| GIVEN PROBLEM |
Below are some records. Pull every line that contains the word "JSON".

Stored entries
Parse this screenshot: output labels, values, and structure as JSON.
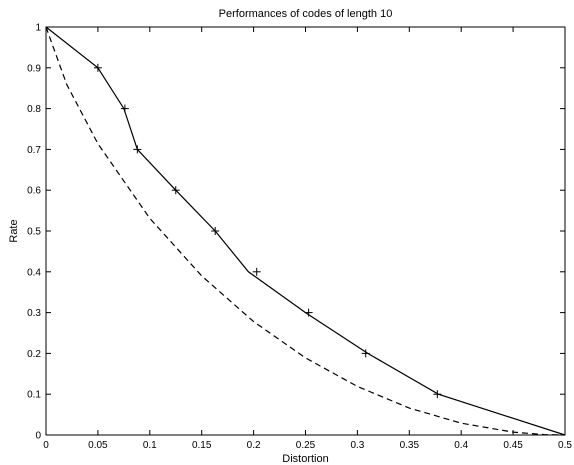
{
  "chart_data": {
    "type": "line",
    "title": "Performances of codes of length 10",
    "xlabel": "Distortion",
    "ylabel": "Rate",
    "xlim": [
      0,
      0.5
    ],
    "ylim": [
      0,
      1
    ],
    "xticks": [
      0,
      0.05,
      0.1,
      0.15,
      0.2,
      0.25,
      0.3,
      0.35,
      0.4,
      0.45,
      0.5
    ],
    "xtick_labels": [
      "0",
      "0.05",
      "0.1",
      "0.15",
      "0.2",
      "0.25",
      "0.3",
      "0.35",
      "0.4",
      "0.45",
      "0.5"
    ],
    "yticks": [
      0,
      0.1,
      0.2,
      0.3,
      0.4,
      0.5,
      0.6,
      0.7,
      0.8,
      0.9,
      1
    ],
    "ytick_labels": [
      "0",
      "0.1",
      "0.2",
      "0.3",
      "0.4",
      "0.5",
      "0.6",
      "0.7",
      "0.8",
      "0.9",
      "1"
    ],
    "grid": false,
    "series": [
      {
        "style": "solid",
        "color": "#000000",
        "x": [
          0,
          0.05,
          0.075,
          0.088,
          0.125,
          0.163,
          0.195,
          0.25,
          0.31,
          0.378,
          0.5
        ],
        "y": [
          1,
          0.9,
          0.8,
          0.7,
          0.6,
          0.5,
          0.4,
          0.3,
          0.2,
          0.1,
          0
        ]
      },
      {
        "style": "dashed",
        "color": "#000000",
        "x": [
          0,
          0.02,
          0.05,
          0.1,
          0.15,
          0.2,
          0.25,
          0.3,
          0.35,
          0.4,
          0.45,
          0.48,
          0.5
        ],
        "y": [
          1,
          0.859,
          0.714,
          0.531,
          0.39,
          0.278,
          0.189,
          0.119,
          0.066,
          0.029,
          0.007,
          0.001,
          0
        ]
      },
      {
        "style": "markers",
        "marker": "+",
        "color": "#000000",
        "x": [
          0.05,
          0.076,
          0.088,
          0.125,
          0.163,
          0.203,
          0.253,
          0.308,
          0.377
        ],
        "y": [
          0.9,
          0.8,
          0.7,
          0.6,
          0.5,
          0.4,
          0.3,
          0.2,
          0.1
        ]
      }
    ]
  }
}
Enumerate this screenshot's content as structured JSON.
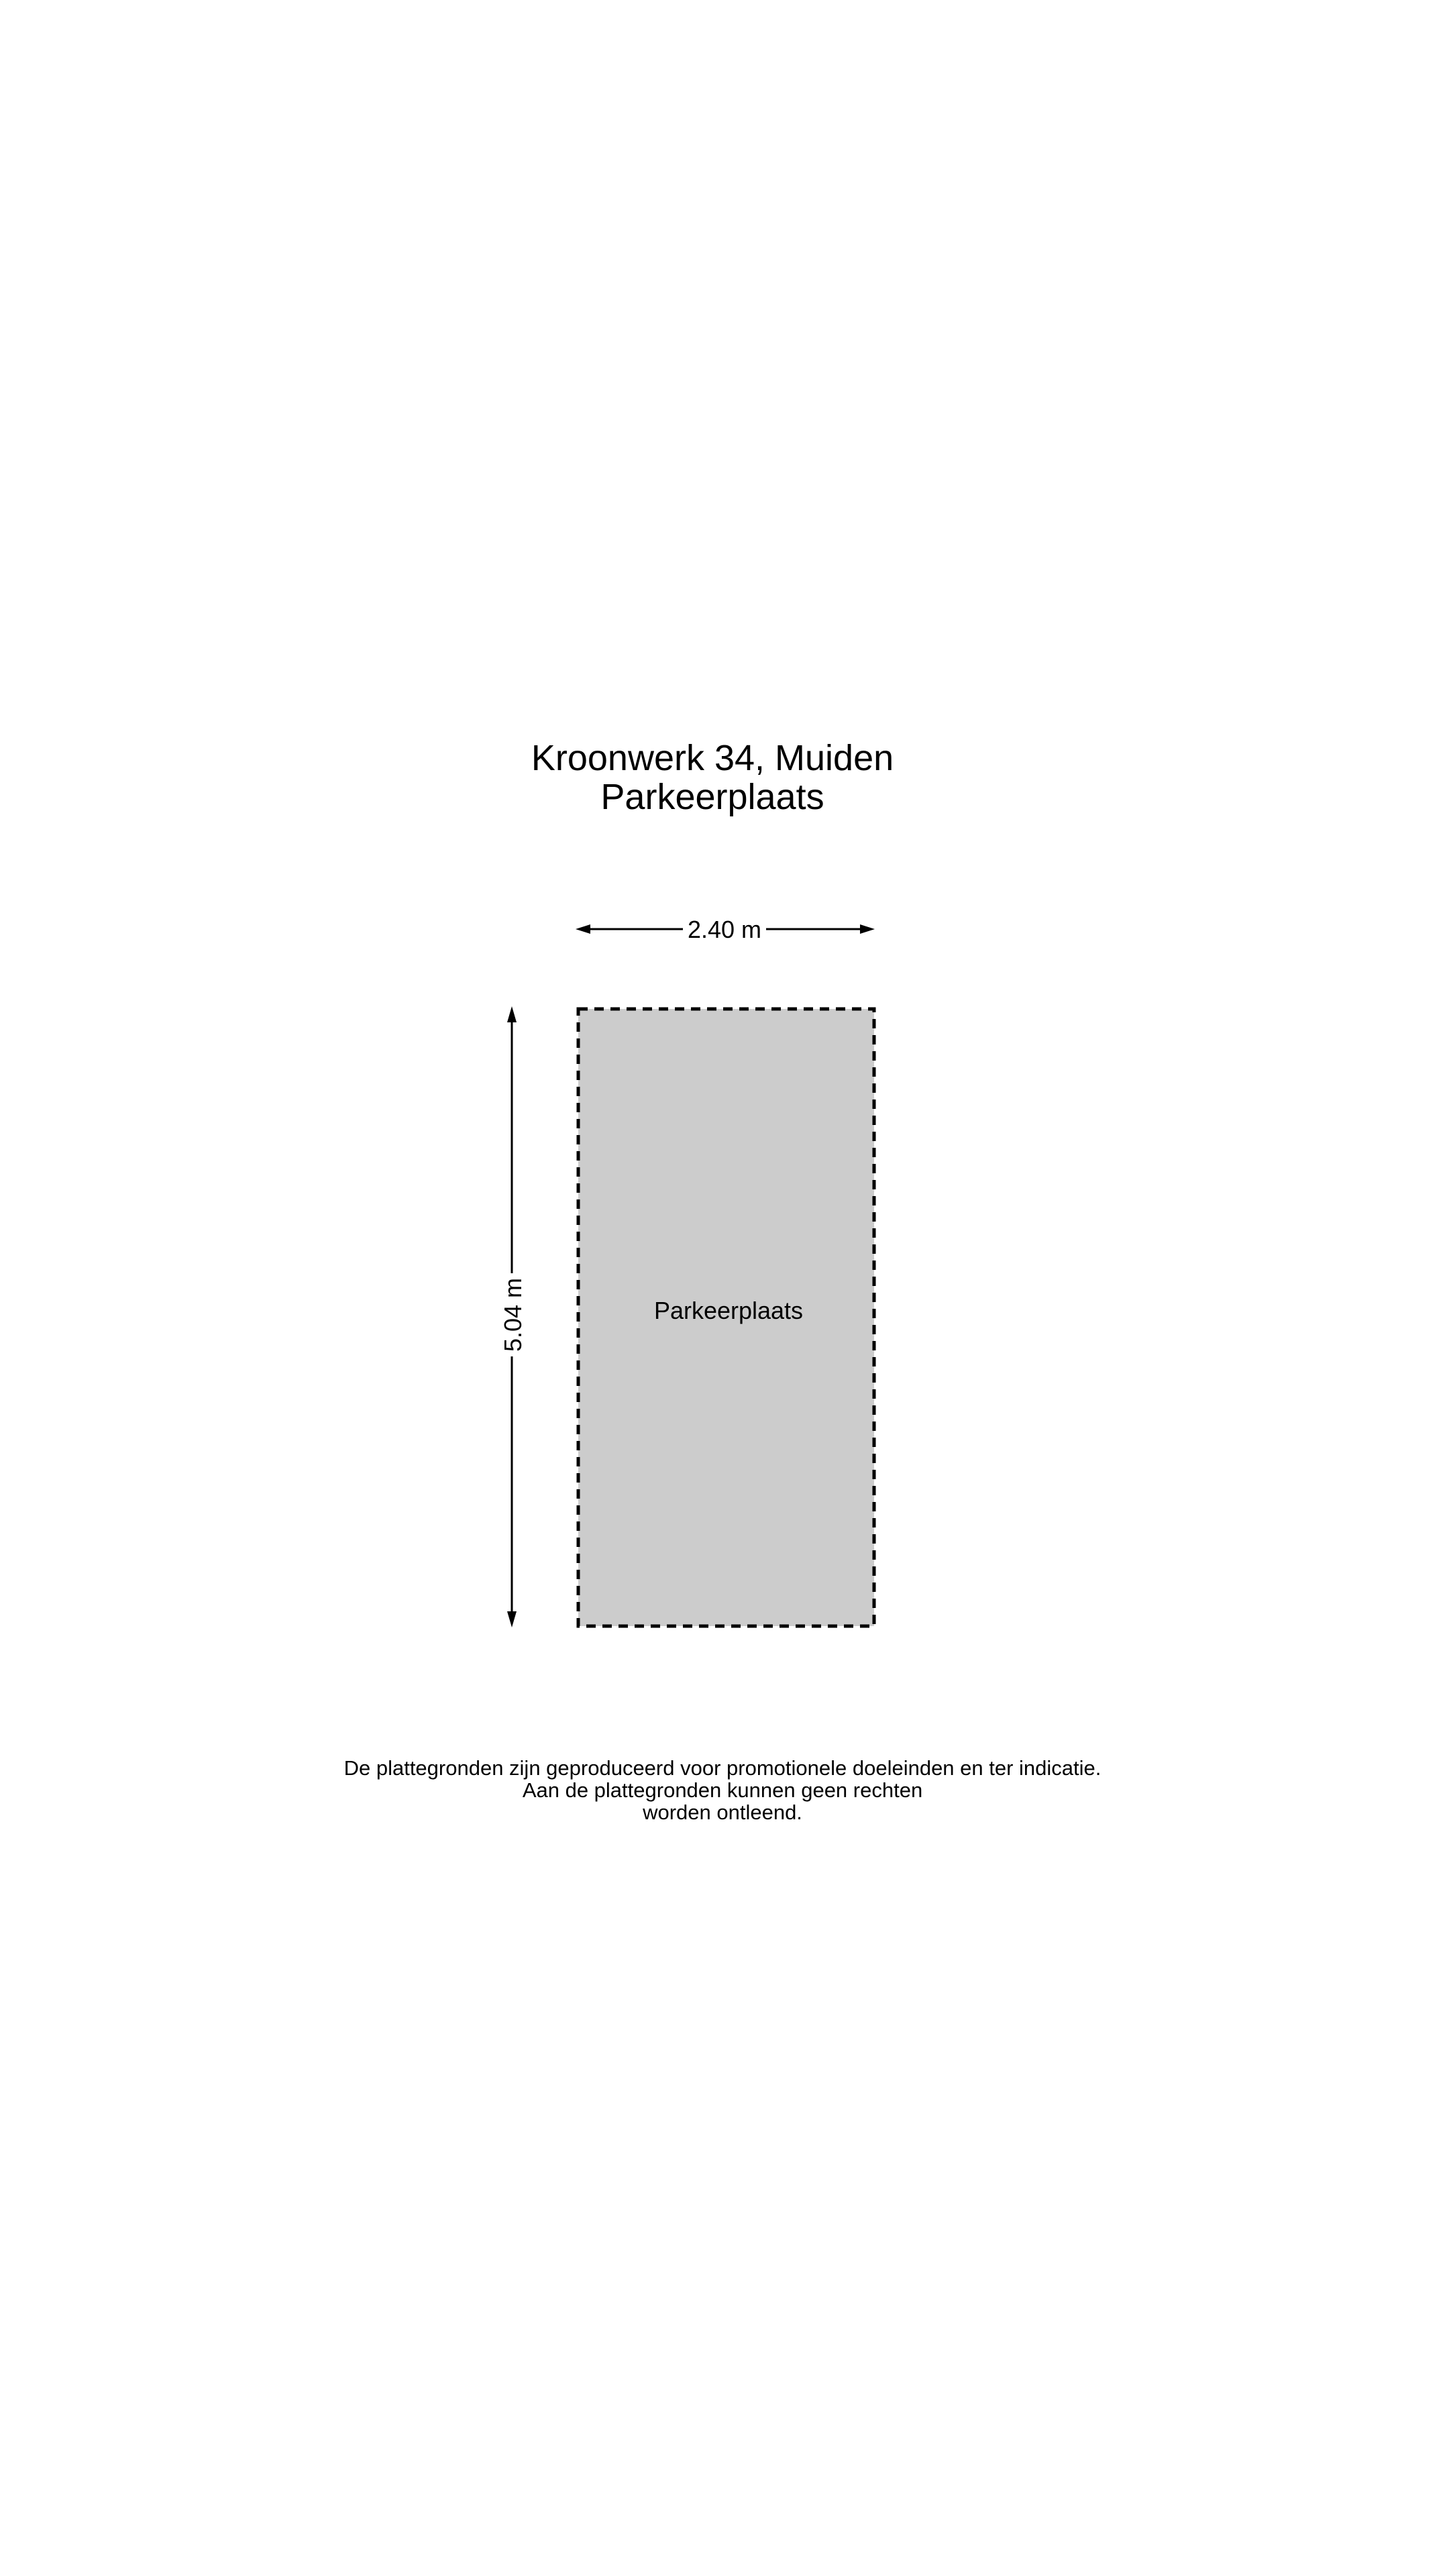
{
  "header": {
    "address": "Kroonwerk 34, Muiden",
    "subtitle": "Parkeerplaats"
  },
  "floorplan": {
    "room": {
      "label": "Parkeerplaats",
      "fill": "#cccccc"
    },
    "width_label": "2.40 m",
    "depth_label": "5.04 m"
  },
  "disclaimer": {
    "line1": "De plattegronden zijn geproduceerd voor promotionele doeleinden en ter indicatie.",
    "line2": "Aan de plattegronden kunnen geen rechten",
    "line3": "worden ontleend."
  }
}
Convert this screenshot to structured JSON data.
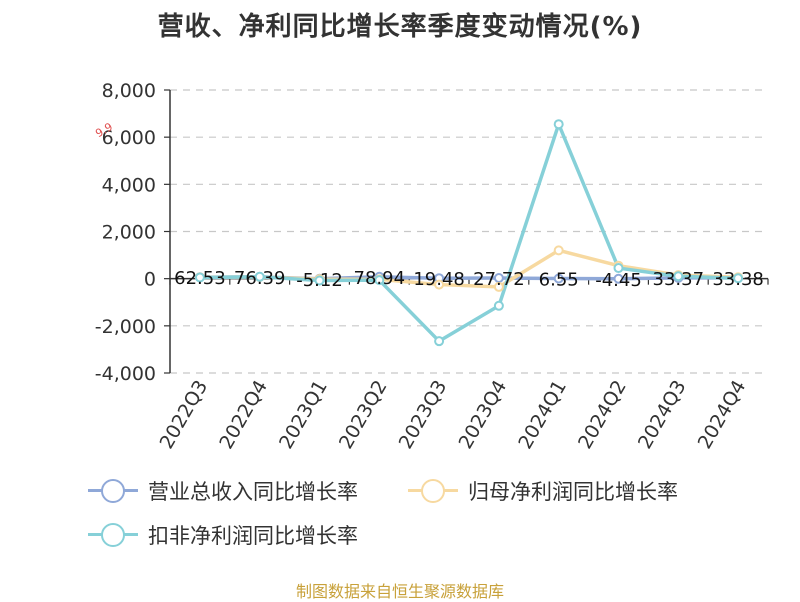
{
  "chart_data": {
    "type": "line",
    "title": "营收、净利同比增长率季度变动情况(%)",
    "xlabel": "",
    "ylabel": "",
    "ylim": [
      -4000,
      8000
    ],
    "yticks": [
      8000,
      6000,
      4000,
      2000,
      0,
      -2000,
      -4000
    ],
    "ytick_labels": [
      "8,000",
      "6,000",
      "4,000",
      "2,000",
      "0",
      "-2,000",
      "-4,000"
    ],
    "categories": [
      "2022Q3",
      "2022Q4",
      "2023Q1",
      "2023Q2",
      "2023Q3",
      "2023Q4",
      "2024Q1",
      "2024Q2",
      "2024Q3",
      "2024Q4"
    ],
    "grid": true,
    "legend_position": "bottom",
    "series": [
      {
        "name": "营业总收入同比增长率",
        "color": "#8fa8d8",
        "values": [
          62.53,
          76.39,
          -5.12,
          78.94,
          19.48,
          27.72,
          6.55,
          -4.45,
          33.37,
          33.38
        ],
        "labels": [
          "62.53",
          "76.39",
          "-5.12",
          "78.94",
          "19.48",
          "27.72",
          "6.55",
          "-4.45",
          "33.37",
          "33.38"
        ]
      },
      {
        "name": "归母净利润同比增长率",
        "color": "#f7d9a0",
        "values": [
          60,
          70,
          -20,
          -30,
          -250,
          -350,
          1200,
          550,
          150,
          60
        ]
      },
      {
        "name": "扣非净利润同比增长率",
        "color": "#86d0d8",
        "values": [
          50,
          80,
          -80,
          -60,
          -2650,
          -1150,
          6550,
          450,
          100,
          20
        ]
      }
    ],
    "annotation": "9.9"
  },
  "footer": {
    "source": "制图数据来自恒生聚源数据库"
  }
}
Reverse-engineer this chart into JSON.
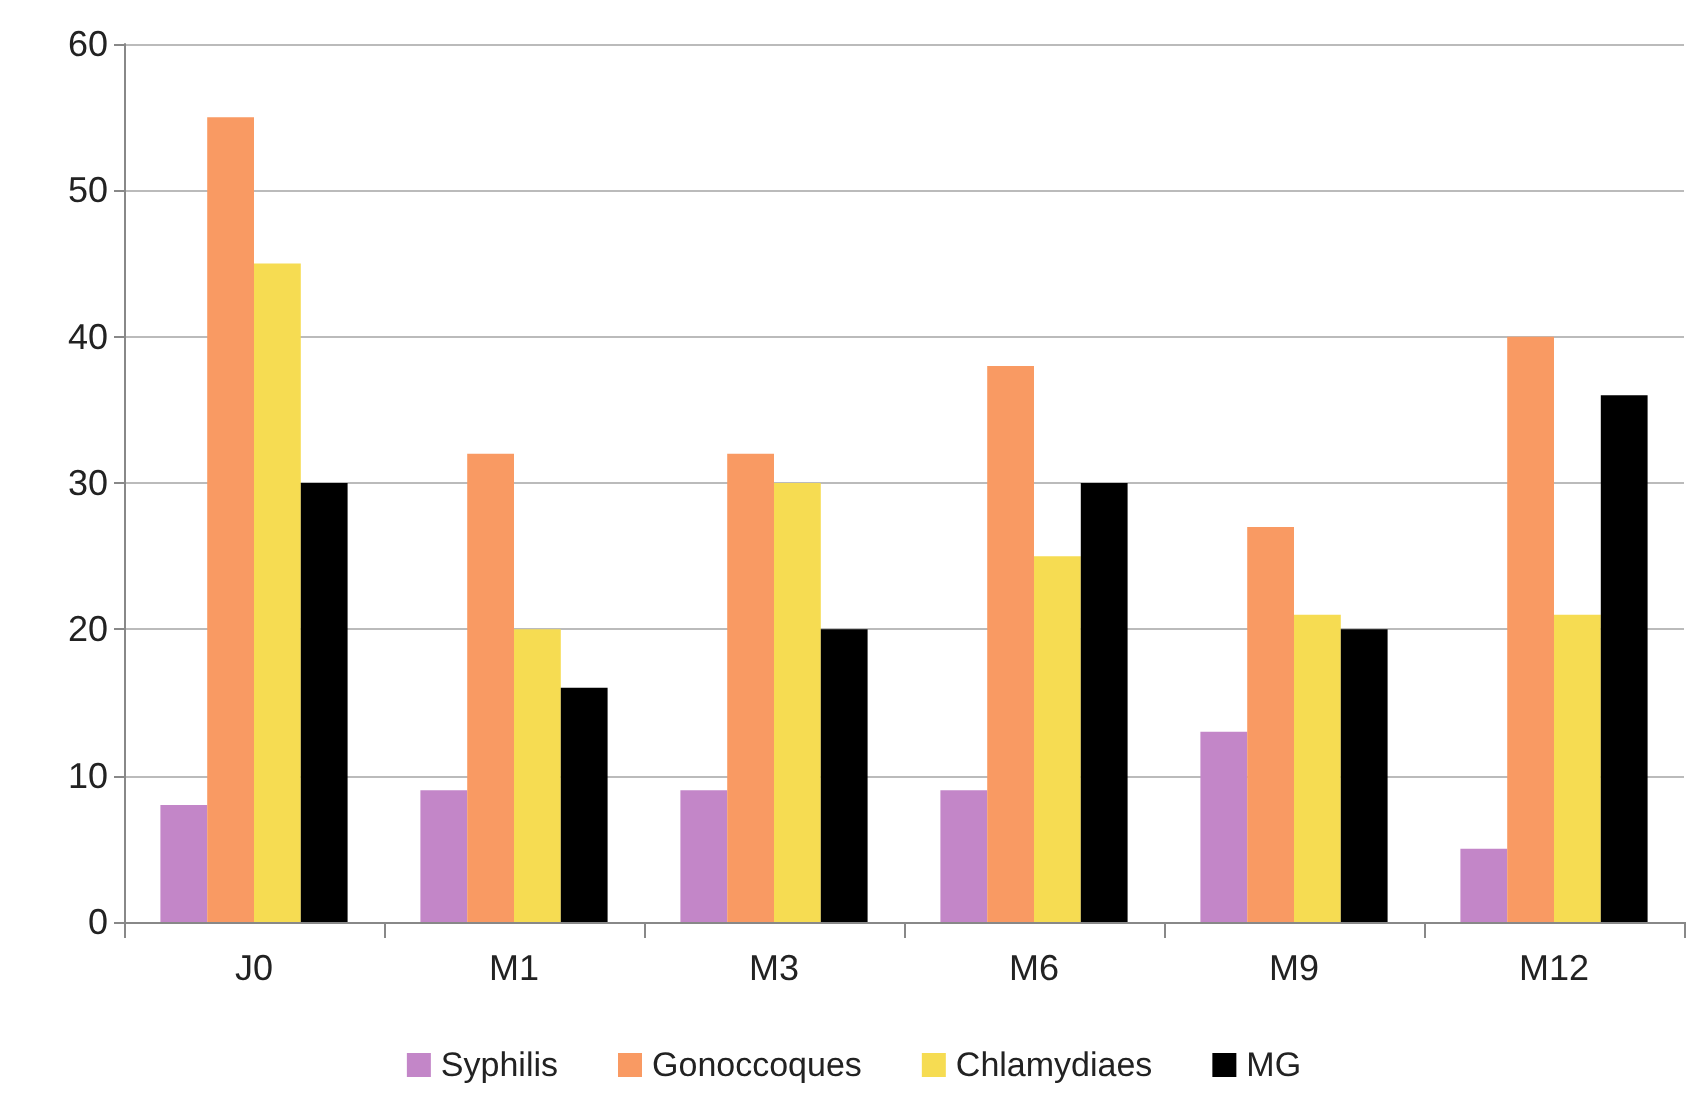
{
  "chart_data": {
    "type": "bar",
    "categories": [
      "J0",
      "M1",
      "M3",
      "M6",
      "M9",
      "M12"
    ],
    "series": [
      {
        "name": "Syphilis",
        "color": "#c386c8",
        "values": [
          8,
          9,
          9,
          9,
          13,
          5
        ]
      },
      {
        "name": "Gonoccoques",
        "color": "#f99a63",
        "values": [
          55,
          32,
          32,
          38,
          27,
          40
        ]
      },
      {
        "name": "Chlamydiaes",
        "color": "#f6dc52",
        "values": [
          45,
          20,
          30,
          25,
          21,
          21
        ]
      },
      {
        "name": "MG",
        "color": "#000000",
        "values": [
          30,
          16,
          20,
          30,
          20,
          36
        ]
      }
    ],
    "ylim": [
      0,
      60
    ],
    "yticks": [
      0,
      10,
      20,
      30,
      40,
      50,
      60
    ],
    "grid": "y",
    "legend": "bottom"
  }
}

| TASK SOLUTION |
Parse this screenshot: output labels, values, and structure as JSON.
Enumerate this screenshot's content as structured JSON.
Convert this screenshot to structured JSON data.
Reverse-engineer this chart into JSON.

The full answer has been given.